**The task**
Without including any images, reproduce each entry exactly.

Start of Extracted records

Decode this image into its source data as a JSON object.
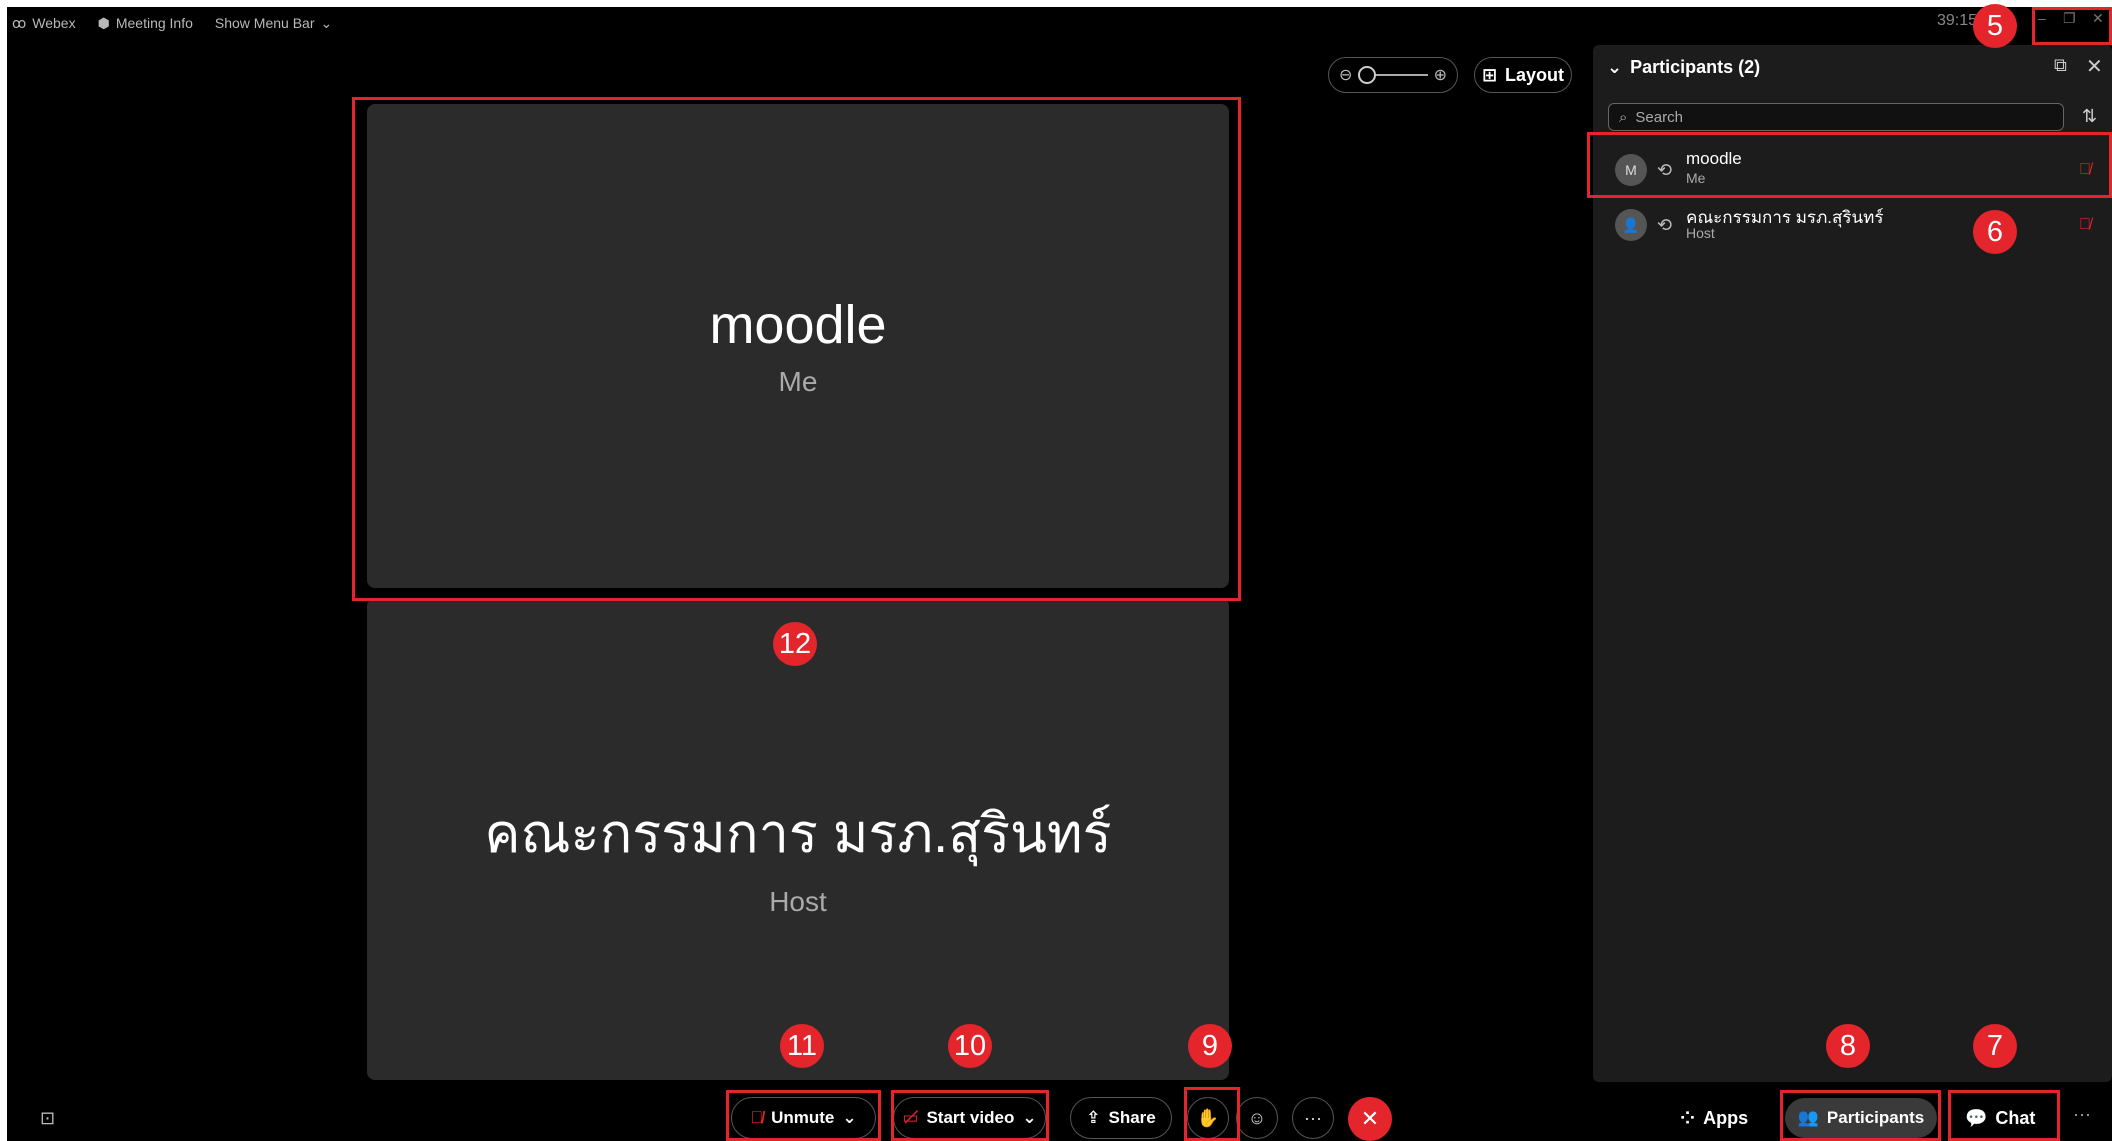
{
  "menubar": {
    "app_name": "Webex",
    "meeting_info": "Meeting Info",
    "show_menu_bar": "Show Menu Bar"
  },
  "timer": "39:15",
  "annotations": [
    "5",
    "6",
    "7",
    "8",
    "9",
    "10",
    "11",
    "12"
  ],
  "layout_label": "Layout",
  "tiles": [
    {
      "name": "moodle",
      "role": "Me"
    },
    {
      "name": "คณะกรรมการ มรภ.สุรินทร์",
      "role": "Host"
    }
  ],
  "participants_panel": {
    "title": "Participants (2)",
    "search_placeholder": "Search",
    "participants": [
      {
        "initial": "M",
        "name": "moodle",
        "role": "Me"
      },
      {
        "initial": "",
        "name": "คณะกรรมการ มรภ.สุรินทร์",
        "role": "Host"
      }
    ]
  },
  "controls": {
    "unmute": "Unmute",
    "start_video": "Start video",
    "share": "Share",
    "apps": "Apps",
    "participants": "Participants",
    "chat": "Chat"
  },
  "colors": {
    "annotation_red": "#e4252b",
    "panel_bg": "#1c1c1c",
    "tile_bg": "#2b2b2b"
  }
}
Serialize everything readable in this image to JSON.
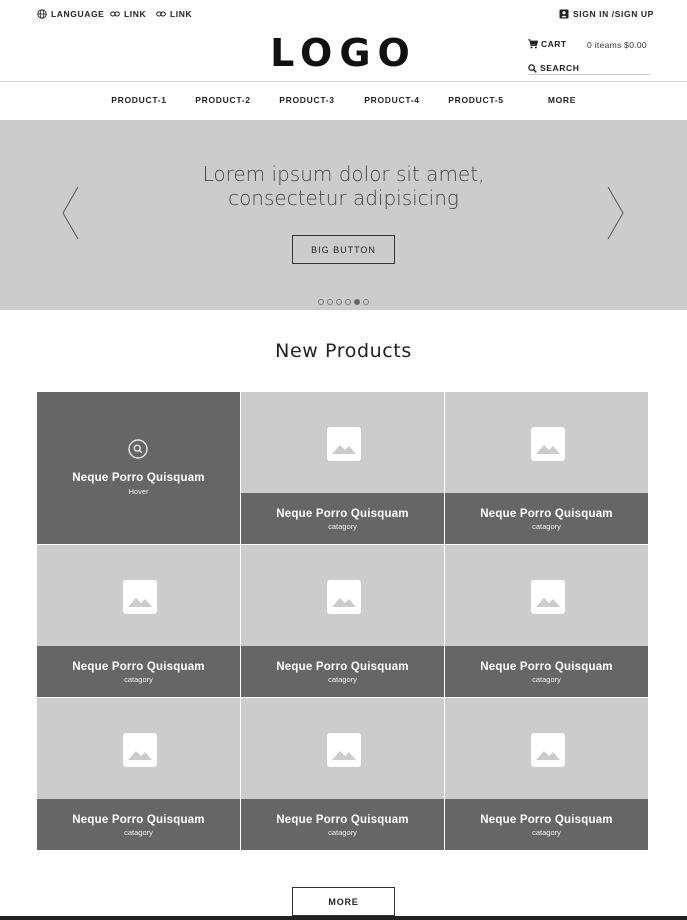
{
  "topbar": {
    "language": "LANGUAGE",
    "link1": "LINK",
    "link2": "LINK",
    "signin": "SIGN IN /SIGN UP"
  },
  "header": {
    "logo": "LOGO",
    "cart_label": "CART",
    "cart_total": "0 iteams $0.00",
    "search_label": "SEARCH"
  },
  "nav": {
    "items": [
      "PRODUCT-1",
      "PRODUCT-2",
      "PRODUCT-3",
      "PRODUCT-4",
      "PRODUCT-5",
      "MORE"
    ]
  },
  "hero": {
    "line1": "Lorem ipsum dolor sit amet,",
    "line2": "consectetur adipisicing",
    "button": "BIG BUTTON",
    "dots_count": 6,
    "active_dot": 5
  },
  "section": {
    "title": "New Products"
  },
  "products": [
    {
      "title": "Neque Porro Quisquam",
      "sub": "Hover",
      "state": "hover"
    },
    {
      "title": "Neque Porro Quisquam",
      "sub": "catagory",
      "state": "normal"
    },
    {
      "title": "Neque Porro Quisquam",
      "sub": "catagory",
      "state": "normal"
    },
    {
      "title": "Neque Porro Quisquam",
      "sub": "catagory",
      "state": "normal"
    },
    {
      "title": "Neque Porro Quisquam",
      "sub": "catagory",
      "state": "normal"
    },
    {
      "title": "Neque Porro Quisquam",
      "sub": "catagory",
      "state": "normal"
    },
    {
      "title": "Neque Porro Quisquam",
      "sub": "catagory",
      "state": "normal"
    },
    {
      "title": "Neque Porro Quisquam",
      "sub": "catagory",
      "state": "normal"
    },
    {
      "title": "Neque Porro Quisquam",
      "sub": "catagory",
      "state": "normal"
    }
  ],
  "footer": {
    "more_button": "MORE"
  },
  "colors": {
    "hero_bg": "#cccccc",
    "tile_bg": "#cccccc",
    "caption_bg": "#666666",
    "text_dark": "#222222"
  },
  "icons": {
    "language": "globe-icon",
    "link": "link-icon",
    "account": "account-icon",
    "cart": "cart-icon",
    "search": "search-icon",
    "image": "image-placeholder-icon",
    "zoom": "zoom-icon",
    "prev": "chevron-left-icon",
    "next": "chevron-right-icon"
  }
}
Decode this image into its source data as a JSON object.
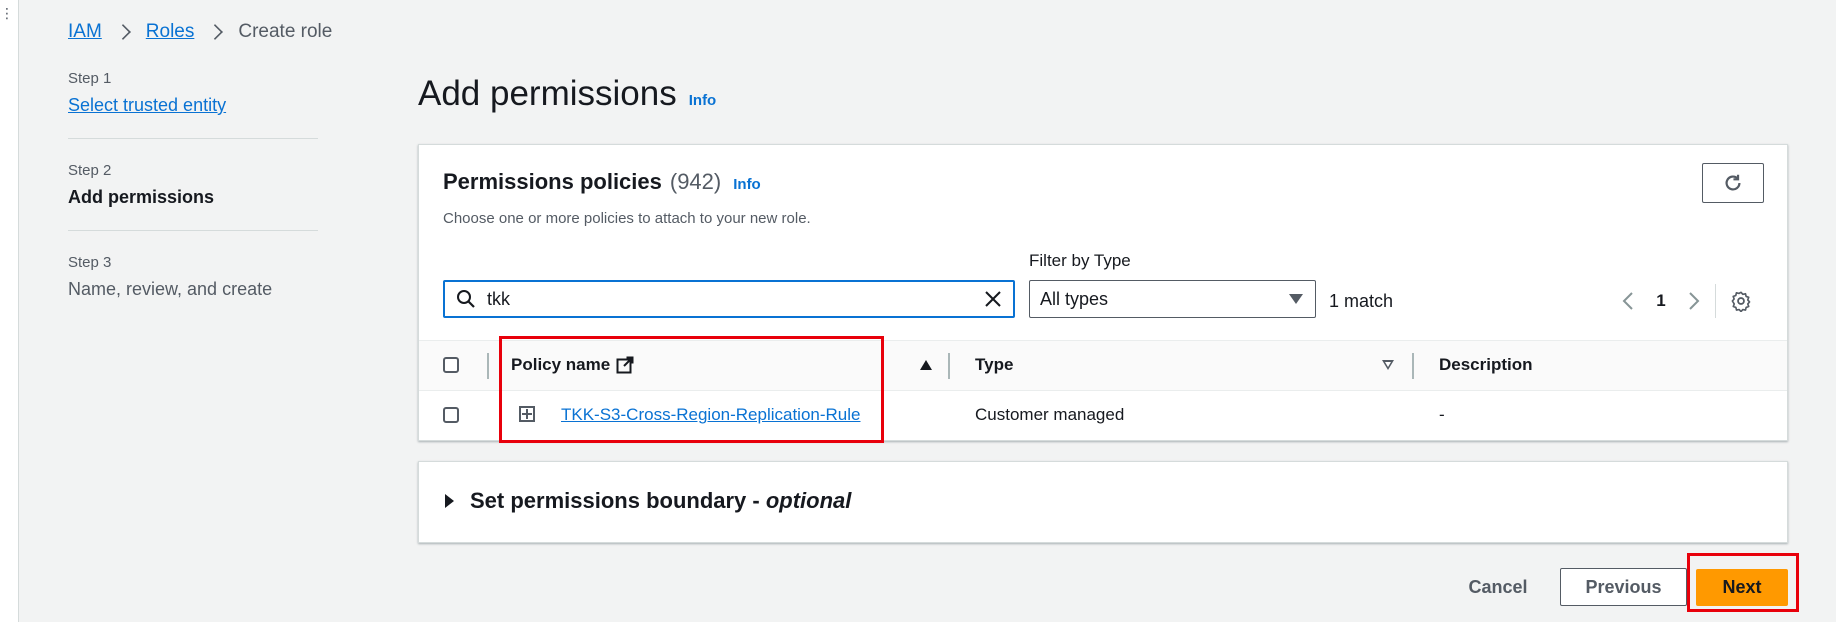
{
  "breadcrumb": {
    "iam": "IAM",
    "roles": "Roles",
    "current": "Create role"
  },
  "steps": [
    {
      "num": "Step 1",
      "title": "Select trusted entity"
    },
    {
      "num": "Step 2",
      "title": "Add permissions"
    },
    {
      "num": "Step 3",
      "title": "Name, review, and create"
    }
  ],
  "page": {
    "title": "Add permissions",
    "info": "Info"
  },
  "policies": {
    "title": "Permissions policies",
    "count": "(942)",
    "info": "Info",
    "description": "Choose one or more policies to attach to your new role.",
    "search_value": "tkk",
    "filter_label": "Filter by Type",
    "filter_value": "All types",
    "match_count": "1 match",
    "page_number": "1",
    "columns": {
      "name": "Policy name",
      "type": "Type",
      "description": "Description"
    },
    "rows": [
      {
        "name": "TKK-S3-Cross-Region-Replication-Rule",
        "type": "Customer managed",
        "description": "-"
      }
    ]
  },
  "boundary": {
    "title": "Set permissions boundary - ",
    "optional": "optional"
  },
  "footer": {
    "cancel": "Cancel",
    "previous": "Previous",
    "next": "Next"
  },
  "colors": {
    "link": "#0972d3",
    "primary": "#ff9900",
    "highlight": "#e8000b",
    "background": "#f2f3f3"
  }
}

End of Extracted records

**The reply**
Decode this image into its source data as a JSON object.
{
  "menubar": {
    "app_name": "Webex",
    "meeting_info": "Meeting Info",
    "show_menu_bar": "Show Menu Bar"
  },
  "timer": "39:15",
  "annotations": [
    "5",
    "6",
    "7",
    "8",
    "9",
    "10",
    "11",
    "12"
  ],
  "layout_label": "Layout",
  "tiles": [
    {
      "name": "moodle",
      "role": "Me"
    },
    {
      "name": "คณะกรรมการ มรภ.สุรินทร์",
      "role": "Host"
    }
  ],
  "participants_panel": {
    "title": "Participants (2)",
    "search_placeholder": "Search",
    "participants": [
      {
        "initial": "M",
        "name": "moodle",
        "role": "Me"
      },
      {
        "initial": "",
        "name": "คณะกรรมการ มรภ.สุรินทร์",
        "role": "Host"
      }
    ]
  },
  "controls": {
    "unmute": "Unmute",
    "start_video": "Start video",
    "share": "Share",
    "apps": "Apps",
    "participants": "Participants",
    "chat": "Chat"
  },
  "colors": {
    "annotation_red": "#e4252b",
    "panel_bg": "#1c1c1c",
    "tile_bg": "#2b2b2b"
  }
}
Serialize everything readable in this image to JSON.
{
  "topbar": {
    "language": "LANGUAGE",
    "link1": "LINK",
    "link2": "LINK",
    "signin": "SIGN IN /SIGN UP"
  },
  "header": {
    "logo": "LOGO",
    "cart_label": "CART",
    "cart_total": "0 iteams $0.00",
    "search_label": "SEARCH"
  },
  "nav": {
    "items": [
      "PRODUCT-1",
      "PRODUCT-2",
      "PRODUCT-3",
      "PRODUCT-4",
      "PRODUCT-5",
      "MORE"
    ]
  },
  "hero": {
    "line1": "Lorem ipsum dolor sit amet,",
    "line2": "consectetur adipisicing",
    "button": "BIG BUTTON",
    "dots_count": 6,
    "active_dot": 5
  },
  "section": {
    "title": "New Products"
  },
  "products": [
    {
      "title": "Neque Porro Quisquam",
      "sub": "Hover",
      "state": "hover"
    },
    {
      "title": "Neque Porro Quisquam",
      "sub": "catagory",
      "state": "normal"
    },
    {
      "title": "Neque Porro Quisquam",
      "sub": "catagory",
      "state": "normal"
    },
    {
      "title": "Neque Porro Quisquam",
      "sub": "catagory",
      "state": "normal"
    },
    {
      "title": "Neque Porro Quisquam",
      "sub": "catagory",
      "state": "normal"
    },
    {
      "title": "Neque Porro Quisquam",
      "sub": "catagory",
      "state": "normal"
    },
    {
      "title": "Neque Porro Quisquam",
      "sub": "catagory",
      "state": "normal"
    },
    {
      "title": "Neque Porro Quisquam",
      "sub": "catagory",
      "state": "normal"
    },
    {
      "title": "Neque Porro Quisquam",
      "sub": "catagory",
      "state": "normal"
    }
  ],
  "footer": {
    "more_button": "MORE"
  },
  "colors": {
    "hero_bg": "#cccccc",
    "tile_bg": "#cccccc",
    "caption_bg": "#666666",
    "text_dark": "#222222"
  },
  "icons": {
    "language": "globe-icon",
    "link": "link-icon",
    "account": "account-icon",
    "cart": "cart-icon",
    "search": "search-icon",
    "image": "image-placeholder-icon",
    "zoom": "zoom-icon",
    "prev": "chevron-left-icon",
    "next": "chevron-right-icon"
  }
}
Decode this image into its source data as a JSON object.
{
  "breadcrumb": {
    "iam": "IAM",
    "roles": "Roles",
    "current": "Create role"
  },
  "steps": [
    {
      "num": "Step 1",
      "title": "Select trusted entity"
    },
    {
      "num": "Step 2",
      "title": "Add permissions"
    },
    {
      "num": "Step 3",
      "title": "Name, review, and create"
    }
  ],
  "page": {
    "title": "Add permissions",
    "info": "Info"
  },
  "policies": {
    "title": "Permissions policies",
    "count": "(942)",
    "info": "Info",
    "description": "Choose one or more policies to attach to your new role.",
    "search_value": "tkk",
    "filter_label": "Filter by Type",
    "filter_value": "All types",
    "match_count": "1 match",
    "page_number": "1",
    "columns": {
      "name": "Policy name",
      "type": "Type",
      "description": "Description"
    },
    "rows": [
      {
        "name": "TKK-S3-Cross-Region-Replication-Rule",
        "type": "Customer managed",
        "description": "-"
      }
    ]
  },
  "boundary": {
    "title": "Set permissions boundary - ",
    "optional": "optional"
  },
  "footer": {
    "cancel": "Cancel",
    "previous": "Previous",
    "next": "Next"
  },
  "colors": {
    "link": "#0972d3",
    "primary": "#ff9900",
    "highlight": "#e8000b",
    "background": "#f2f3f3"
  }
}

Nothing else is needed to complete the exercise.